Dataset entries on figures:
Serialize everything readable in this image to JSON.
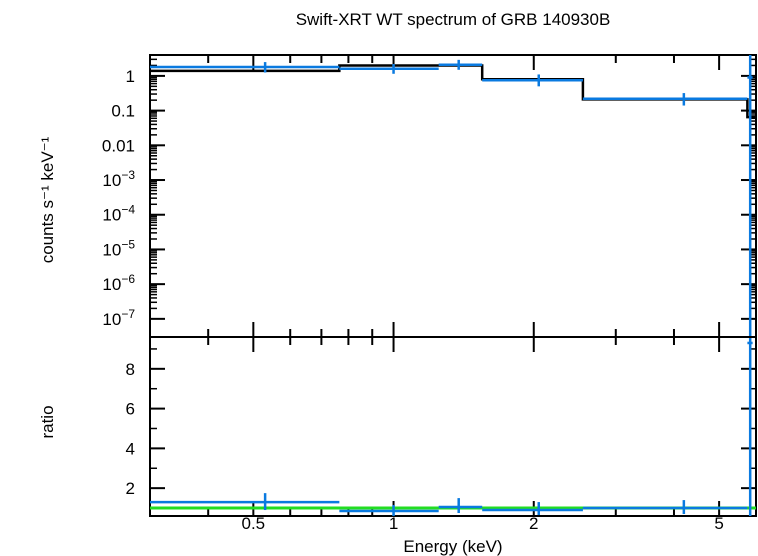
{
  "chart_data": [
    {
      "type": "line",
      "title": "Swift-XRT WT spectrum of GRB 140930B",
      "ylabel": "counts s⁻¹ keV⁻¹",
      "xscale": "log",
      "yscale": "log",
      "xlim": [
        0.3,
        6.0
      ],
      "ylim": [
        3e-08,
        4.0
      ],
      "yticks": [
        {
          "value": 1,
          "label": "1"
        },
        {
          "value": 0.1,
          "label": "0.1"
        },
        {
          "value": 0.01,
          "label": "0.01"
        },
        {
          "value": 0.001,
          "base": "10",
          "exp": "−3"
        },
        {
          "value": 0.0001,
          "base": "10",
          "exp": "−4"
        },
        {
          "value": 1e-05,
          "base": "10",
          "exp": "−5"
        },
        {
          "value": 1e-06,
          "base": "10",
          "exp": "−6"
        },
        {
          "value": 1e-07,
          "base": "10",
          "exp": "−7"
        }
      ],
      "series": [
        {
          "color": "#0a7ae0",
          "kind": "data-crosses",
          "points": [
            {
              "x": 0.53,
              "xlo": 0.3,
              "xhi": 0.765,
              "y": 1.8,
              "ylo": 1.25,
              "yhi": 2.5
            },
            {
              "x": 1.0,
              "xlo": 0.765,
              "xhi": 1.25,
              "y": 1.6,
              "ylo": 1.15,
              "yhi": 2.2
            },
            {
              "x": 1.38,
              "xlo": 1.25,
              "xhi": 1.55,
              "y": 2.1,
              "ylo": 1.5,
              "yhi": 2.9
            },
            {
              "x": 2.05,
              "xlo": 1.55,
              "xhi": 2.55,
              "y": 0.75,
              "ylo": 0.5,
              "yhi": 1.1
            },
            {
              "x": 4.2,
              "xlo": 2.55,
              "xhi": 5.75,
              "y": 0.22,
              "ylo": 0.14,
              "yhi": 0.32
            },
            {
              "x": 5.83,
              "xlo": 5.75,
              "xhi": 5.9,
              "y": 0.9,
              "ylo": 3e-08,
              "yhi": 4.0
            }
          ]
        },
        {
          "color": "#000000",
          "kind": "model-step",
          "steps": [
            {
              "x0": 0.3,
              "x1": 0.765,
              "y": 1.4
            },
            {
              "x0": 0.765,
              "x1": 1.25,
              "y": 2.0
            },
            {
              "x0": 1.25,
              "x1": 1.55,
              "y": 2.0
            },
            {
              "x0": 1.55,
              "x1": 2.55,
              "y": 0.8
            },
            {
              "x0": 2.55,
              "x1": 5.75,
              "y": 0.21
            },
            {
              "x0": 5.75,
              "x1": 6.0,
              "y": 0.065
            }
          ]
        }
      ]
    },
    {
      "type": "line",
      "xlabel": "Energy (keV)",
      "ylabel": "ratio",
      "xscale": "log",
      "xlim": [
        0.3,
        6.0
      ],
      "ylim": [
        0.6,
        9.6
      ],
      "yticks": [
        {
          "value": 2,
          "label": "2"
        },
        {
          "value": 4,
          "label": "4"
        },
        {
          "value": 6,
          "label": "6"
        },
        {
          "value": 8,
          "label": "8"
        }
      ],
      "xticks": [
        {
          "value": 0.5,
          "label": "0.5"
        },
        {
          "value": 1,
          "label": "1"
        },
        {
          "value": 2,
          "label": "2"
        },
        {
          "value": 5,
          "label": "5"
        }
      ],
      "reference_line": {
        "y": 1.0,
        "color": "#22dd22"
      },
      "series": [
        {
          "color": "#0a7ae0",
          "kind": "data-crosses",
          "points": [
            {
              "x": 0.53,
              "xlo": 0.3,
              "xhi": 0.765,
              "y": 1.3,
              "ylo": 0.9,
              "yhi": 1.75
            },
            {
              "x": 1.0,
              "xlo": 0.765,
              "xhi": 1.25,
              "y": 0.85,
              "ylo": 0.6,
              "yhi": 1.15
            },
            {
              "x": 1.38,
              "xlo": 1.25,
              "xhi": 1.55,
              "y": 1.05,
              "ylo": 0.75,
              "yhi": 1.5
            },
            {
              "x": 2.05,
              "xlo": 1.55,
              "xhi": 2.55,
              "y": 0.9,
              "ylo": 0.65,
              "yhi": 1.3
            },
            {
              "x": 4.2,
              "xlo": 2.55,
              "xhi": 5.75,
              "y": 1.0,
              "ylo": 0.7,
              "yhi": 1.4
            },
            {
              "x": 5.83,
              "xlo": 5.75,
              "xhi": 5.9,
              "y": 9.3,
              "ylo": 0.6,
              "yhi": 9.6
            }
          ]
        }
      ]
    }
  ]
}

● **What is asked**:
Omit pictures; set down the rest of the material word for word.

● **Task output**:
Serialize everything readable in this image to JSON.
{
  "chart_data": [
    {
      "type": "line",
      "title": "Swift-XRT WT spectrum of GRB 140930B",
      "ylabel": "counts s⁻¹ keV⁻¹",
      "xscale": "log",
      "yscale": "log",
      "xlim": [
        0.3,
        6.0
      ],
      "ylim": [
        3e-08,
        4.0
      ],
      "yticks": [
        {
          "value": 1,
          "label": "1"
        },
        {
          "value": 0.1,
          "label": "0.1"
        },
        {
          "value": 0.01,
          "label": "0.01"
        },
        {
          "value": 0.001,
          "base": "10",
          "exp": "−3"
        },
        {
          "value": 0.0001,
          "base": "10",
          "exp": "−4"
        },
        {
          "value": 1e-05,
          "base": "10",
          "exp": "−5"
        },
        {
          "value": 1e-06,
          "base": "10",
          "exp": "−6"
        },
        {
          "value": 1e-07,
          "base": "10",
          "exp": "−7"
        }
      ],
      "series": [
        {
          "color": "#0a7ae0",
          "kind": "data-crosses",
          "points": [
            {
              "x": 0.53,
              "xlo": 0.3,
              "xhi": 0.765,
              "y": 1.8,
              "ylo": 1.25,
              "yhi": 2.5
            },
            {
              "x": 1.0,
              "xlo": 0.765,
              "xhi": 1.25,
              "y": 1.6,
              "ylo": 1.15,
              "yhi": 2.2
            },
            {
              "x": 1.38,
              "xlo": 1.25,
              "xhi": 1.55,
              "y": 2.1,
              "ylo": 1.5,
              "yhi": 2.9
            },
            {
              "x": 2.05,
              "xlo": 1.55,
              "xhi": 2.55,
              "y": 0.75,
              "ylo": 0.5,
              "yhi": 1.1
            },
            {
              "x": 4.2,
              "xlo": 2.55,
              "xhi": 5.75,
              "y": 0.22,
              "ylo": 0.14,
              "yhi": 0.32
            },
            {
              "x": 5.83,
              "xlo": 5.75,
              "xhi": 5.9,
              "y": 0.9,
              "ylo": 3e-08,
              "yhi": 4.0
            }
          ]
        },
        {
          "color": "#000000",
          "kind": "model-step",
          "steps": [
            {
              "x0": 0.3,
              "x1": 0.765,
              "y": 1.4
            },
            {
              "x0": 0.765,
              "x1": 1.25,
              "y": 2.0
            },
            {
              "x0": 1.25,
              "x1": 1.55,
              "y": 2.0
            },
            {
              "x0": 1.55,
              "x1": 2.55,
              "y": 0.8
            },
            {
              "x0": 2.55,
              "x1": 5.75,
              "y": 0.21
            },
            {
              "x0": 5.75,
              "x1": 6.0,
              "y": 0.065
            }
          ]
        }
      ]
    },
    {
      "type": "line",
      "xlabel": "Energy (keV)",
      "ylabel": "ratio",
      "xscale": "log",
      "xlim": [
        0.3,
        6.0
      ],
      "ylim": [
        0.6,
        9.6
      ],
      "yticks": [
        {
          "value": 2,
          "label": "2"
        },
        {
          "value": 4,
          "label": "4"
        },
        {
          "value": 6,
          "label": "6"
        },
        {
          "value": 8,
          "label": "8"
        }
      ],
      "xticks": [
        {
          "value": 0.5,
          "label": "0.5"
        },
        {
          "value": 1,
          "label": "1"
        },
        {
          "value": 2,
          "label": "2"
        },
        {
          "value": 5,
          "label": "5"
        }
      ],
      "reference_line": {
        "y": 1.0,
        "color": "#22dd22"
      },
      "series": [
        {
          "color": "#0a7ae0",
          "kind": "data-crosses",
          "points": [
            {
              "x": 0.53,
              "xlo": 0.3,
              "xhi": 0.765,
              "y": 1.3,
              "ylo": 0.9,
              "yhi": 1.75
            },
            {
              "x": 1.0,
              "xlo": 0.765,
              "xhi": 1.25,
              "y": 0.85,
              "ylo": 0.6,
              "yhi": 1.15
            },
            {
              "x": 1.38,
              "xlo": 1.25,
              "xhi": 1.55,
              "y": 1.05,
              "ylo": 0.75,
              "yhi": 1.5
            },
            {
              "x": 2.05,
              "xlo": 1.55,
              "xhi": 2.55,
              "y": 0.9,
              "ylo": 0.65,
              "yhi": 1.3
            },
            {
              "x": 4.2,
              "xlo": 2.55,
              "xhi": 5.75,
              "y": 1.0,
              "ylo": 0.7,
              "yhi": 1.4
            },
            {
              "x": 5.83,
              "xlo": 5.75,
              "xhi": 5.9,
              "y": 9.3,
              "ylo": 0.6,
              "yhi": 9.6
            }
          ]
        }
      ]
    }
  ]
}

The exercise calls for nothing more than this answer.